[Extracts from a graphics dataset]
########################################

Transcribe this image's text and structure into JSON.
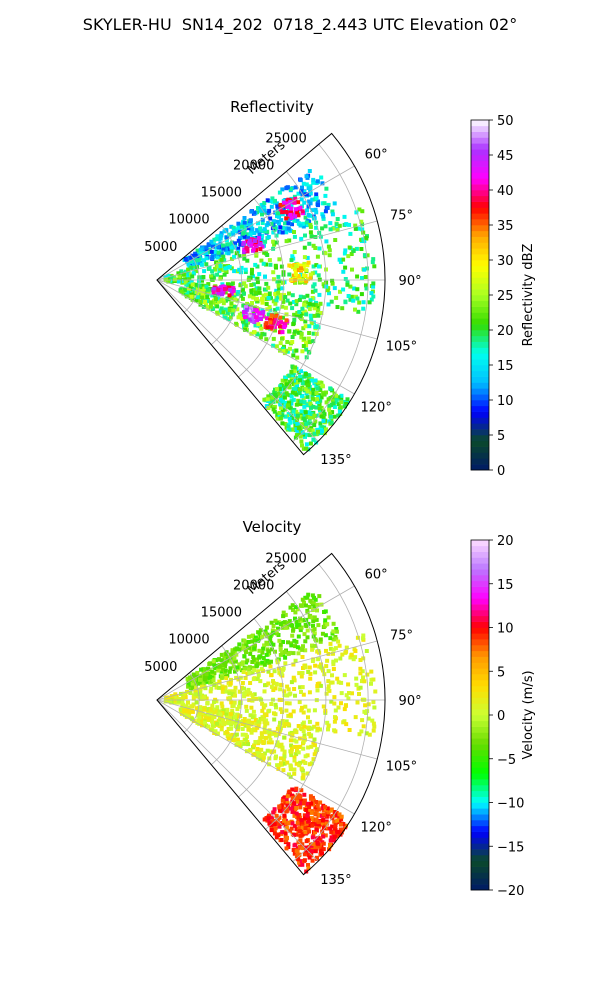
{
  "figure_title": "SKYLER-HU  SN14_202  0718_2.443 UTC Elevation 02°",
  "chart_data": [
    {
      "type": "heatmap",
      "subtype": "polar-sector-ppi",
      "title": "Reflectivity",
      "radial_label": "Meters",
      "radial_ticks": [
        "5000",
        "10000",
        "15000",
        "20000",
        "25000"
      ],
      "radial_range": [
        0,
        27000
      ],
      "angle_ticks": [
        "60°",
        "75°",
        "90°",
        "105°",
        "120°",
        "135°"
      ],
      "angle_range_deg": [
        50,
        140
      ],
      "colorbar": {
        "label": "Reflectivity dBZ",
        "range": [
          0,
          50
        ],
        "ticks": [
          "0",
          "5",
          "10",
          "15",
          "20",
          "25",
          "30",
          "35",
          "40",
          "45",
          "50"
        ],
        "stops": [
          "#001a66",
          "#0a4a2a",
          "#0000ff",
          "#00bfff",
          "#00ffee",
          "#33dd00",
          "#aaff22",
          "#ffff00",
          "#ffaa00",
          "#ff0000",
          "#ff00ff",
          "#aa33ff",
          "#ffffff"
        ]
      },
      "echo_regions": [
        {
          "az": [
            54,
            70
          ],
          "r": [
            4000,
            23000
          ],
          "dbz": 14
        },
        {
          "az": [
            70,
            100
          ],
          "r": [
            1000,
            26000
          ],
          "dbz": 20
        },
        {
          "az": [
            96,
            120
          ],
          "r": [
            3000,
            20000
          ],
          "dbz": 22
        },
        {
          "az": [
            122,
            139
          ],
          "r": [
            19000,
            27000
          ],
          "dbz": 20
        }
      ],
      "cores": [
        {
          "az": 62,
          "r": 18000,
          "dbz": 40
        },
        {
          "az": 70,
          "r": 12000,
          "dbz": 42
        },
        {
          "az": 87,
          "r": 17000,
          "dbz": 30
        },
        {
          "az": 99,
          "r": 8000,
          "dbz": 42
        },
        {
          "az": 110,
          "r": 12000,
          "dbz": 45
        },
        {
          "az": 110,
          "r": 15000,
          "dbz": 38
        }
      ]
    },
    {
      "type": "heatmap",
      "subtype": "polar-sector-ppi",
      "title": "Velocity",
      "radial_label": "Meters",
      "radial_ticks": [
        "5000",
        "10000",
        "15000",
        "20000",
        "25000"
      ],
      "radial_range": [
        0,
        27000
      ],
      "angle_ticks": [
        "60°",
        "75°",
        "90°",
        "105°",
        "120°",
        "135°"
      ],
      "angle_range_deg": [
        50,
        140
      ],
      "colorbar": {
        "label": "Velocity (m/s)",
        "range": [
          -20,
          20
        ],
        "ticks": [
          "−20",
          "−15",
          "−10",
          "−5",
          "0",
          "5",
          "10",
          "15",
          "20"
        ],
        "stops": [
          "#001a66",
          "#0a4a2a",
          "#0000ff",
          "#00ffff",
          "#00ff00",
          "#66dd00",
          "#ccff33",
          "#ffdd00",
          "#ff9900",
          "#ff0000",
          "#ff00ff",
          "#bb77ff",
          "#ffddff"
        ]
      },
      "echo_regions": [
        {
          "az": [
            55,
            72
          ],
          "r": [
            4000,
            23000
          ],
          "vel": -3
        },
        {
          "az": [
            72,
            100
          ],
          "r": [
            1000,
            26000
          ],
          "vel": 1
        },
        {
          "az": [
            100,
            120
          ],
          "r": [
            3000,
            20000
          ],
          "vel": 1
        },
        {
          "az": [
            122,
            139
          ],
          "r": [
            19000,
            27000
          ],
          "vel": 9
        }
      ]
    }
  ]
}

########################################

Your goal: Retype each record exactly as it stands, but do not include the pictures.

Problem solution:
Transcribe this image's text and structure into JSON.
{
  "figure_title": "SKYLER-HU  SN14_202  0718_2.443 UTC Elevation 02°",
  "chart_data": [
    {
      "type": "heatmap",
      "subtype": "polar-sector-ppi",
      "title": "Reflectivity",
      "radial_label": "Meters",
      "radial_ticks": [
        "5000",
        "10000",
        "15000",
        "20000",
        "25000"
      ],
      "radial_range": [
        0,
        27000
      ],
      "angle_ticks": [
        "60°",
        "75°",
        "90°",
        "105°",
        "120°",
        "135°"
      ],
      "angle_range_deg": [
        50,
        140
      ],
      "colorbar": {
        "label": "Reflectivity dBZ",
        "range": [
          0,
          50
        ],
        "ticks": [
          "0",
          "5",
          "10",
          "15",
          "20",
          "25",
          "30",
          "35",
          "40",
          "45",
          "50"
        ],
        "stops": [
          "#001a66",
          "#0a4a2a",
          "#0000ff",
          "#00bfff",
          "#00ffee",
          "#33dd00",
          "#aaff22",
          "#ffff00",
          "#ffaa00",
          "#ff0000",
          "#ff00ff",
          "#aa33ff",
          "#ffffff"
        ]
      },
      "echo_regions": [
        {
          "az": [
            54,
            70
          ],
          "r": [
            4000,
            23000
          ],
          "dbz": 14
        },
        {
          "az": [
            70,
            100
          ],
          "r": [
            1000,
            26000
          ],
          "dbz": 20
        },
        {
          "az": [
            96,
            120
          ],
          "r": [
            3000,
            20000
          ],
          "dbz": 22
        },
        {
          "az": [
            122,
            139
          ],
          "r": [
            19000,
            27000
          ],
          "dbz": 20
        }
      ],
      "cores": [
        {
          "az": 62,
          "r": 18000,
          "dbz": 40
        },
        {
          "az": 70,
          "r": 12000,
          "dbz": 42
        },
        {
          "az": 87,
          "r": 17000,
          "dbz": 30
        },
        {
          "az": 99,
          "r": 8000,
          "dbz": 42
        },
        {
          "az": 110,
          "r": 12000,
          "dbz": 45
        },
        {
          "az": 110,
          "r": 15000,
          "dbz": 38
        }
      ]
    },
    {
      "type": "heatmap",
      "subtype": "polar-sector-ppi",
      "title": "Velocity",
      "radial_label": "Meters",
      "radial_ticks": [
        "5000",
        "10000",
        "15000",
        "20000",
        "25000"
      ],
      "radial_range": [
        0,
        27000
      ],
      "angle_ticks": [
        "60°",
        "75°",
        "90°",
        "105°",
        "120°",
        "135°"
      ],
      "angle_range_deg": [
        50,
        140
      ],
      "colorbar": {
        "label": "Velocity (m/s)",
        "range": [
          -20,
          20
        ],
        "ticks": [
          "−20",
          "−15",
          "−10",
          "−5",
          "0",
          "5",
          "10",
          "15",
          "20"
        ],
        "stops": [
          "#001a66",
          "#0a4a2a",
          "#0000ff",
          "#00ffff",
          "#00ff00",
          "#66dd00",
          "#ccff33",
          "#ffdd00",
          "#ff9900",
          "#ff0000",
          "#ff00ff",
          "#bb77ff",
          "#ffddff"
        ]
      },
      "echo_regions": [
        {
          "az": [
            55,
            72
          ],
          "r": [
            4000,
            23000
          ],
          "vel": -3
        },
        {
          "az": [
            72,
            100
          ],
          "r": [
            1000,
            26000
          ],
          "vel": 1
        },
        {
          "az": [
            100,
            120
          ],
          "r": [
            3000,
            20000
          ],
          "vel": 1
        },
        {
          "az": [
            122,
            139
          ],
          "r": [
            19000,
            27000
          ],
          "vel": 9
        }
      ]
    }
  ]
}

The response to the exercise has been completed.